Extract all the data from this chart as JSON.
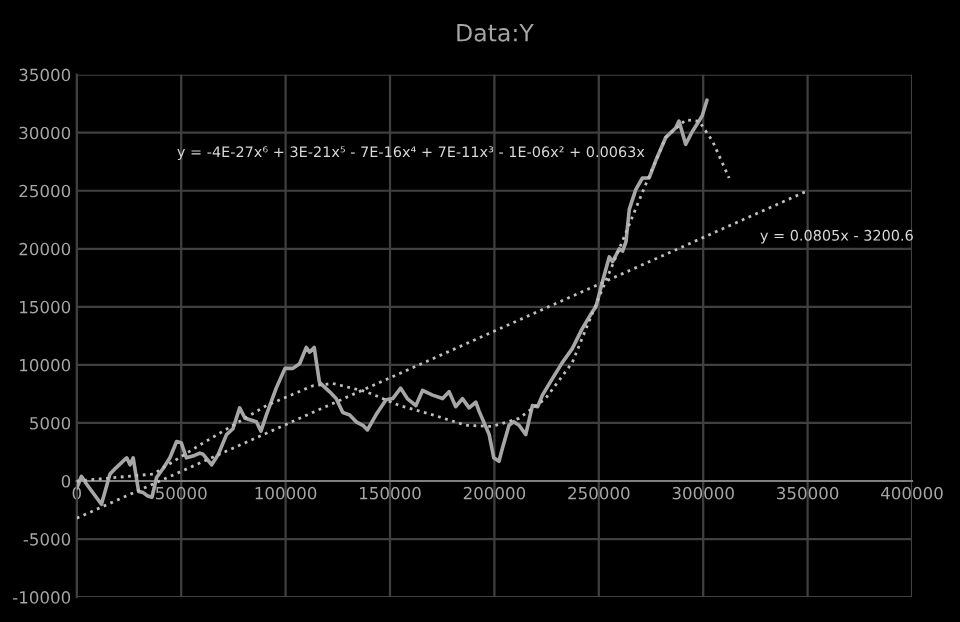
{
  "chart_data": {
    "type": "line",
    "title": "Data:Y",
    "xlim": [
      0,
      400000
    ],
    "xticks": [
      0,
      50000,
      100000,
      150000,
      200000,
      250000,
      300000,
      350000,
      400000
    ],
    "ylim": [
      -10000,
      35000
    ],
    "yticks": [
      -10000,
      -5000,
      0,
      5000,
      10000,
      15000,
      20000,
      25000,
      30000,
      35000
    ],
    "grid": true,
    "marker": "none",
    "series": [
      {
        "color": "#a6a6a6",
        "line_style": "solid",
        "x": [
          0,
          2200,
          4800,
          11800,
          15900,
          18000,
          23900,
          25500,
          27000,
          29600,
          31800,
          34000,
          36000,
          38200,
          41400,
          44600,
          47800,
          50000,
          52500,
          56400,
          58900,
          60500,
          64600,
          67800,
          71700,
          74800,
          78000,
          80600,
          86000,
          88200,
          90800,
          95500,
          99700,
          103500,
          106700,
          109900,
          111500,
          113700,
          116200,
          121000,
          124200,
          127400,
          130600,
          133800,
          137000,
          139200,
          143300,
          148100,
          151300,
          155100,
          158300,
          162400,
          165600,
          170400,
          175200,
          178300,
          181500,
          184700,
          187900,
          191100,
          192700,
          197500,
          199700,
          202200,
          203800,
          207000,
          209200,
          211800,
          215000,
          218200,
          220700,
          223000,
          227700,
          232500,
          237300,
          242000,
          247000,
          248600,
          251800,
          255000,
          256600,
          259800,
          261400,
          263000,
          264600,
          267700,
          270900,
          274100,
          277300,
          282100,
          286800,
          288400,
          291600,
          294800,
          298000,
          299600,
          301800
        ],
        "values": [
          -600,
          400,
          -300,
          -2000,
          600,
          1000,
          2000,
          1400,
          2000,
          -900,
          -1000,
          -1300,
          -1400,
          300,
          1100,
          2000,
          3400,
          3300,
          2000,
          2200,
          2400,
          2300,
          1400,
          2300,
          4000,
          4500,
          6300,
          5400,
          5100,
          4300,
          5700,
          8000,
          9700,
          9700,
          10100,
          11500,
          11100,
          11500,
          8500,
          7700,
          7100,
          5900,
          5700,
          5100,
          4800,
          4400,
          5700,
          7000,
          7100,
          8000,
          7100,
          6500,
          7800,
          7400,
          7100,
          7700,
          6400,
          7100,
          6300,
          6800,
          6000,
          4000,
          2000,
          1700,
          2800,
          4800,
          5100,
          4800,
          4000,
          6500,
          6400,
          7400,
          8800,
          10200,
          11400,
          13100,
          14600,
          15000,
          17200,
          19300,
          18900,
          20000,
          19800,
          20600,
          23400,
          25100,
          26100,
          26100,
          27600,
          29600,
          30400,
          31000,
          29000,
          30100,
          31000,
          31500,
          32800
        ]
      },
      {
        "color": "#bfbfbf",
        "line_style": "dotted",
        "x": [
          0,
          36600,
          58900,
          90800,
          113000,
          122600,
          138500,
          154500,
          170400,
          186300,
          199000,
          211800,
          224500,
          237300,
          248400,
          259800,
          272600,
          282100,
          291600,
          298000,
          304400,
          312400
        ],
        "values": [
          0,
          600,
          3100,
          6500,
          8200,
          8400,
          7700,
          6500,
          5700,
          4800,
          4700,
          5400,
          7100,
          10200,
          15100,
          20000,
          25600,
          29600,
          31100,
          31000,
          29300,
          26100
        ]
      },
      {
        "color": "#bfbfbf",
        "line_style": "dotted",
        "x": [
          0,
          350000
        ],
        "values": [
          -3200,
          25000
        ]
      }
    ],
    "annotations": [
      "y = -4E-27x⁶ + 3E-21x⁵ - 7E-16x⁴ + 7E-11x³ - 1E-06x² + 0.0063x",
      "y = 0.0805x - 3200.6"
    ]
  }
}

----

- To do -
Output the material word for word, omitting its pictures.

- Solved exercise -
Extract all the data from this chart as JSON.
{
  "chart_data": {
    "type": "line",
    "title": "Data:Y",
    "xlim": [
      0,
      400000
    ],
    "xticks": [
      0,
      50000,
      100000,
      150000,
      200000,
      250000,
      300000,
      350000,
      400000
    ],
    "ylim": [
      -10000,
      35000
    ],
    "yticks": [
      -10000,
      -5000,
      0,
      5000,
      10000,
      15000,
      20000,
      25000,
      30000,
      35000
    ],
    "grid": true,
    "marker": "none",
    "series": [
      {
        "color": "#a6a6a6",
        "line_style": "solid",
        "x": [
          0,
          2200,
          4800,
          11800,
          15900,
          18000,
          23900,
          25500,
          27000,
          29600,
          31800,
          34000,
          36000,
          38200,
          41400,
          44600,
          47800,
          50000,
          52500,
          56400,
          58900,
          60500,
          64600,
          67800,
          71700,
          74800,
          78000,
          80600,
          86000,
          88200,
          90800,
          95500,
          99700,
          103500,
          106700,
          109900,
          111500,
          113700,
          116200,
          121000,
          124200,
          127400,
          130600,
          133800,
          137000,
          139200,
          143300,
          148100,
          151300,
          155100,
          158300,
          162400,
          165600,
          170400,
          175200,
          178300,
          181500,
          184700,
          187900,
          191100,
          192700,
          197500,
          199700,
          202200,
          203800,
          207000,
          209200,
          211800,
          215000,
          218200,
          220700,
          223000,
          227700,
          232500,
          237300,
          242000,
          247000,
          248600,
          251800,
          255000,
          256600,
          259800,
          261400,
          263000,
          264600,
          267700,
          270900,
          274100,
          277300,
          282100,
          286800,
          288400,
          291600,
          294800,
          298000,
          299600,
          301800
        ],
        "values": [
          -600,
          400,
          -300,
          -2000,
          600,
          1000,
          2000,
          1400,
          2000,
          -900,
          -1000,
          -1300,
          -1400,
          300,
          1100,
          2000,
          3400,
          3300,
          2000,
          2200,
          2400,
          2300,
          1400,
          2300,
          4000,
          4500,
          6300,
          5400,
          5100,
          4300,
          5700,
          8000,
          9700,
          9700,
          10100,
          11500,
          11100,
          11500,
          8500,
          7700,
          7100,
          5900,
          5700,
          5100,
          4800,
          4400,
          5700,
          7000,
          7100,
          8000,
          7100,
          6500,
          7800,
          7400,
          7100,
          7700,
          6400,
          7100,
          6300,
          6800,
          6000,
          4000,
          2000,
          1700,
          2800,
          4800,
          5100,
          4800,
          4000,
          6500,
          6400,
          7400,
          8800,
          10200,
          11400,
          13100,
          14600,
          15000,
          17200,
          19300,
          18900,
          20000,
          19800,
          20600,
          23400,
          25100,
          26100,
          26100,
          27600,
          29600,
          30400,
          31000,
          29000,
          30100,
          31000,
          31500,
          32800
        ]
      },
      {
        "color": "#bfbfbf",
        "line_style": "dotted",
        "x": [
          0,
          36600,
          58900,
          90800,
          113000,
          122600,
          138500,
          154500,
          170400,
          186300,
          199000,
          211800,
          224500,
          237300,
          248400,
          259800,
          272600,
          282100,
          291600,
          298000,
          304400,
          312400
        ],
        "values": [
          0,
          600,
          3100,
          6500,
          8200,
          8400,
          7700,
          6500,
          5700,
          4800,
          4700,
          5400,
          7100,
          10200,
          15100,
          20000,
          25600,
          29600,
          31100,
          31000,
          29300,
          26100
        ]
      },
      {
        "color": "#bfbfbf",
        "line_style": "dotted",
        "x": [
          0,
          350000
        ],
        "values": [
          -3200,
          25000
        ]
      }
    ],
    "annotations": [
      "y = -4E-27x⁶ + 3E-21x⁵ - 7E-16x⁴ + 7E-11x³ - 1E-06x² + 0.0063x",
      "y = 0.0805x - 3200.6"
    ]
  }
}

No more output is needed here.